-------- Material for this exercise --------

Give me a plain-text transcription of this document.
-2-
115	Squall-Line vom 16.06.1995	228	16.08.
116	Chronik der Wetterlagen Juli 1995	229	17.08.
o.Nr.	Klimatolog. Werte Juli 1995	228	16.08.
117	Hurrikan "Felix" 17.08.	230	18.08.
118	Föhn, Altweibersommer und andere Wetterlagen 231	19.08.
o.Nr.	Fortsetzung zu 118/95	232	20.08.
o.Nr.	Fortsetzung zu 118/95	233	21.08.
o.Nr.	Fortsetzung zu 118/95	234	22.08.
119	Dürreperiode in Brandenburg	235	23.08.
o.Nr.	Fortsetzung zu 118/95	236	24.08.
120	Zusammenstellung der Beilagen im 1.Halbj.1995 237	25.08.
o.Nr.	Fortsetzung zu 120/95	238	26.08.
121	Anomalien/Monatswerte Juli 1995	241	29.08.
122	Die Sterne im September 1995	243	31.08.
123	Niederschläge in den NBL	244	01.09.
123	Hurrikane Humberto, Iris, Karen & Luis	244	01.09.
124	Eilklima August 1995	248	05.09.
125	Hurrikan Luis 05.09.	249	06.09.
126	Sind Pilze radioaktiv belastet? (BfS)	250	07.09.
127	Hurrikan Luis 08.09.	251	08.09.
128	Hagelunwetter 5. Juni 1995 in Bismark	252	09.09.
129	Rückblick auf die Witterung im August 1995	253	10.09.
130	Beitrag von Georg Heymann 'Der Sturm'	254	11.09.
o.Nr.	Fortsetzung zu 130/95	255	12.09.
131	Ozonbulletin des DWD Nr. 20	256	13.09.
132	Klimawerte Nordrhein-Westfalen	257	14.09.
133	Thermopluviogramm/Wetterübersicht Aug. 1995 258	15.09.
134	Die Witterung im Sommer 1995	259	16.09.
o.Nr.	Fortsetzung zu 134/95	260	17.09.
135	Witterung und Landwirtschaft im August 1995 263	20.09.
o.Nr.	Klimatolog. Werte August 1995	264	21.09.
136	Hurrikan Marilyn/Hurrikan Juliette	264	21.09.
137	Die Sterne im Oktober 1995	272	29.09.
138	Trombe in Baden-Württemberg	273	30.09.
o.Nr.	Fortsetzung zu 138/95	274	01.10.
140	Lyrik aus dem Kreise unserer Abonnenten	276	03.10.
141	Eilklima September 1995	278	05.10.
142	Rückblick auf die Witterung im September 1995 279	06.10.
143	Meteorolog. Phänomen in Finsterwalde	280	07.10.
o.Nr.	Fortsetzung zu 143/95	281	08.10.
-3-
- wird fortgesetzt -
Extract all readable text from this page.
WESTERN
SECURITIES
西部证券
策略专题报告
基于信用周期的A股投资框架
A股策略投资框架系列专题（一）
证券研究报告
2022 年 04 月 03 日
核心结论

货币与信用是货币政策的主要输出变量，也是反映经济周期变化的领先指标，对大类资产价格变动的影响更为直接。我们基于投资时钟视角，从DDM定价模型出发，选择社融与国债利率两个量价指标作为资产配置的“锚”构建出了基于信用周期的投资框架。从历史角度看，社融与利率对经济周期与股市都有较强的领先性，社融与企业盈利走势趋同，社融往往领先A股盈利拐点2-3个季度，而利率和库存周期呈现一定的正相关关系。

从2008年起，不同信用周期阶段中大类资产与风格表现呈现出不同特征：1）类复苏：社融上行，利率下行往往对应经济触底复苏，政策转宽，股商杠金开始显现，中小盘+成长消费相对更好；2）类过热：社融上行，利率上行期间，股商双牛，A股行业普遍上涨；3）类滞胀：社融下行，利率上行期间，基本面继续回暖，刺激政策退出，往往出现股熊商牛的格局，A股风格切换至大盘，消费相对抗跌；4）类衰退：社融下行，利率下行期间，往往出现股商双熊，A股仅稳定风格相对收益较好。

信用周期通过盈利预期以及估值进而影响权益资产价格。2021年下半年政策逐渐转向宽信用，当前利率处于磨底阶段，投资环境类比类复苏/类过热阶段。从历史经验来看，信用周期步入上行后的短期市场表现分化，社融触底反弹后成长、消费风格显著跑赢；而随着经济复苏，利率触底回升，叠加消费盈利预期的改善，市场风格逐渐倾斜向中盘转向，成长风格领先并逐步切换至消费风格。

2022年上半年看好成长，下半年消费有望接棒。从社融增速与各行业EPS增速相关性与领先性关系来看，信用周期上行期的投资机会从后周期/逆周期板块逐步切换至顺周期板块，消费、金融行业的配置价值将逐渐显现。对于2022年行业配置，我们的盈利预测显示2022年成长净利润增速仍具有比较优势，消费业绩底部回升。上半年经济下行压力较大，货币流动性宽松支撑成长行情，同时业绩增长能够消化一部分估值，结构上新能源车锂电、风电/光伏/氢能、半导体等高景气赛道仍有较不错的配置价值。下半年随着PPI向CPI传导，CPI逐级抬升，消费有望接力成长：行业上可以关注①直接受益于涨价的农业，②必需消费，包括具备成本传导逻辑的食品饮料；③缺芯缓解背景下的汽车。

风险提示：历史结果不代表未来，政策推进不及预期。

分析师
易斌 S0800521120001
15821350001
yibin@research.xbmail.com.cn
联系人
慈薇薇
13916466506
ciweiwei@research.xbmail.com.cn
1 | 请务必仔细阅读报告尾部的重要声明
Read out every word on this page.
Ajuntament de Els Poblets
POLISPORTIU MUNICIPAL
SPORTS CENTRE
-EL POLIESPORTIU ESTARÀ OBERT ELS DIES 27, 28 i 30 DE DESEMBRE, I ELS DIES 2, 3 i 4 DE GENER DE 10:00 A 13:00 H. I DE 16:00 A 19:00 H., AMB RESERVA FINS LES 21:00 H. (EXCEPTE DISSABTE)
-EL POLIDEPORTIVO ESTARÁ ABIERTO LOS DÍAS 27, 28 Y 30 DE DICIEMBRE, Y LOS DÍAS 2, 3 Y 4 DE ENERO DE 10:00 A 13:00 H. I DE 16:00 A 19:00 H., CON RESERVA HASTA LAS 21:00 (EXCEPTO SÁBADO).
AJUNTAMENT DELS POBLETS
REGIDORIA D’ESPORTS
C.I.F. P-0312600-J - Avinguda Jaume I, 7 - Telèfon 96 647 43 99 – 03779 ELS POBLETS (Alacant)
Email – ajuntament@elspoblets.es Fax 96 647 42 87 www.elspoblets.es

--------

Repeat all the entries word for word.

#### [Expected answer]
Give me a plain-text transcription of this document.
-2-
115	Squall-Line vom 16.06.1995	228	16.08.
116	Chronik der Wetterlagen Juli 1995	229	17.08.
o.Nr.	Klimatolog. Werte Juli 1995	228	16.08.
117	Hurrikan "Felix" 17.08.	230	18.08.
118	Föhn, Altweibersommer und andere Wetterlagen 231	19.08.
o.Nr.	Fortsetzung zu 118/95	232	20.08.
o.Nr.	Fortsetzung zu 118/95	233	21.08.
o.Nr.	Fortsetzung zu 118/95	234	22.08.
119	Dürreperiode in Brandenburg	235	23.08.
o.Nr.	Fortsetzung zu 118/95	236	24.08.
120	Zusammenstellung der Beilagen im 1.Halbj.1995 237	25.08.
o.Nr.	Fortsetzung zu 120/95	238	26.08.
121	Anomalien/Monatswerte Juli 1995	241	29.08.
122	Die Sterne im September 1995	243	31.08.
123	Niederschläge in den NBL	244	01.09.
123	Hurrikane Humberto, Iris, Karen & Luis	244	01.09.
124	Eilklima August 1995	248	05.09.
125	Hurrikan Luis 05.09.	249	06.09.
126	Sind Pilze radioaktiv belastet? (BfS)	250	07.09.
127	Hurrikan Luis 08.09.	251	08.09.
128	Hagelunwetter 5. Juni 1995 in Bismark	252	09.09.
129	Rückblick auf die Witterung im August 1995	253	10.09.
130	Beitrag von Georg Heymann 'Der Sturm'	254	11.09.
o.Nr.	Fortsetzung zu 130/95	255	12.09.
131	Ozonbulletin des DWD Nr. 20	256	13.09.
132	Klimawerte Nordrhein-Westfalen	257	14.09.
133	Thermopluviogramm/Wetterübersicht Aug. 1995 258	15.09.
134	Die Witterung im Sommer 1995	259	16.09.
o.Nr.	Fortsetzung zu 134/95	260	17.09.
135	Witterung und Landwirtschaft im August 1995 263	20.09.
o.Nr.	Klimatolog. Werte August 1995	264	21.09.
136	Hurrikan Marilyn/Hurrikan Juliette	264	21.09.
137	Die Sterne im Oktober 1995	272	29.09.
138	Trombe in Baden-Württemberg	273	30.09.
o.Nr.	Fortsetzung zu 138/95	274	01.10.
140	Lyrik aus dem Kreise unserer Abonnenten	276	03.10.
141	Eilklima September 1995	278	05.10.
142	Rückblick auf die Witterung im September 1995 279	06.10.
143	Meteorolog. Phänomen in Finsterwalde	280	07.10.
o.Nr.	Fortsetzung zu 143/95	281	08.10.
-3-
- wird fortgesetzt -
Extract all readable text from this page.
WESTERN
SECURITIES
西部证券
策略专题报告
基于信用周期的A股投资框架
A股策略投资框架系列专题（一）
证券研究报告
2022 年 04 月 03 日
核心结论

货币与信用是货币政策的主要输出变量，也是反映经济周期变化的领先指标，对大类资产价格变动的影响更为直接。我们基于投资时钟视角，从DDM定价模型出发，选择社融与国债利率两个量价指标作为资产配置的“锚”构建出了基于信用周期的投资框架。从历史角度看，社融与利率对经济周期与股市都有较强的领先性，社融与企业盈利走势趋同，社融往往领先A股盈利拐点2-3个季度，而利率和库存周期呈现一定的正相关关系。

从2008年起，不同信用周期阶段中大类资产与风格表现呈现出不同特征：1）类复苏：社融上行，利率下行往往对应经济触底复苏，政策转宽，股商杠金开始显现，中小盘+成长消费相对更好；2）类过热：社融上行，利率上行期间，股商双牛，A股行业普遍上涨；3）类滞胀：社融下行，利率上行期间，基本面继续回暖，刺激政策退出，往往出现股熊商牛的格局，A股风格切换至大盘，消费相对抗跌；4）类衰退：社融下行，利率下行期间，往往出现股商双熊，A股仅稳定风格相对收益较好。

信用周期通过盈利预期以及估值进而影响权益资产价格。2021年下半年政策逐渐转向宽信用，当前利率处于磨底阶段，投资环境类比类复苏/类过热阶段。从历史经验来看，信用周期步入上行后的短期市场表现分化，社融触底反弹后成长、消费风格显著跑赢；而随着经济复苏，利率触底回升，叠加消费盈利预期的改善，市场风格逐渐倾斜向中盘转向，成长风格领先并逐步切换至消费风格。

2022年上半年看好成长，下半年消费有望接棒。从社融增速与各行业EPS增速相关性与领先性关系来看，信用周期上行期的投资机会从后周期/逆周期板块逐步切换至顺周期板块，消费、金融行业的配置价值将逐渐显现。对于2022年行业配置，我们的盈利预测显示2022年成长净利润增速仍具有比较优势，消费业绩底部回升。上半年经济下行压力较大，货币流动性宽松支撑成长行情，同时业绩增长能够消化一部分估值，结构上新能源车锂电、风电/光伏/氢能、半导体等高景气赛道仍有较不错的配置价值。下半年随着PPI向CPI传导，CPI逐级抬升，消费有望接力成长：行业上可以关注①直接受益于涨价的农业，②必需消费，包括具备成本传导逻辑的食品饮料；③缺芯缓解背景下的汽车。

风险提示：历史结果不代表未来，政策推进不及预期。

分析师
易斌 S0800521120001
15821350001
yibin@research.xbmail.com.cn
联系人
慈薇薇
13916466506
ciweiwei@research.xbmail.com.cn
1 | 请务必仔细阅读报告尾部的重要声明
Read out every word on this page.
Ajuntament de Els Poblets
POLISPORTIU MUNICIPAL
SPORTS CENTRE
-EL POLIESPORTIU ESTARÀ OBERT ELS DIES 27, 28 i 30 DE DESEMBRE, I ELS DIES 2, 3 i 4 DE GENER DE 10:00 A 13:00 H. I DE 16:00 A 19:00 H., AMB RESERVA FINS LES 21:00 H. (EXCEPTE DISSABTE)
-EL POLIDEPORTIVO ESTARÁ ABIERTO LOS DÍAS 27, 28 Y 30 DE DICIEMBRE, Y LOS DÍAS 2, 3 Y 4 DE ENERO DE 10:00 A 13:00 H. I DE 16:00 A 19:00 H., CON RESERVA HASTA LAS 21:00 (EXCEPTO SÁBADO).
AJUNTAMENT DELS POBLETS
REGIDORIA D’ESPORTS
C.I.F. P-0312600-J - Avinguda Jaume I, 7 - Telèfon 96 647 43 99 – 03779 ELS POBLETS (Alacant)
Email – ajuntament@elspoblets.es Fax 96 647 42 87 www.elspoblets.es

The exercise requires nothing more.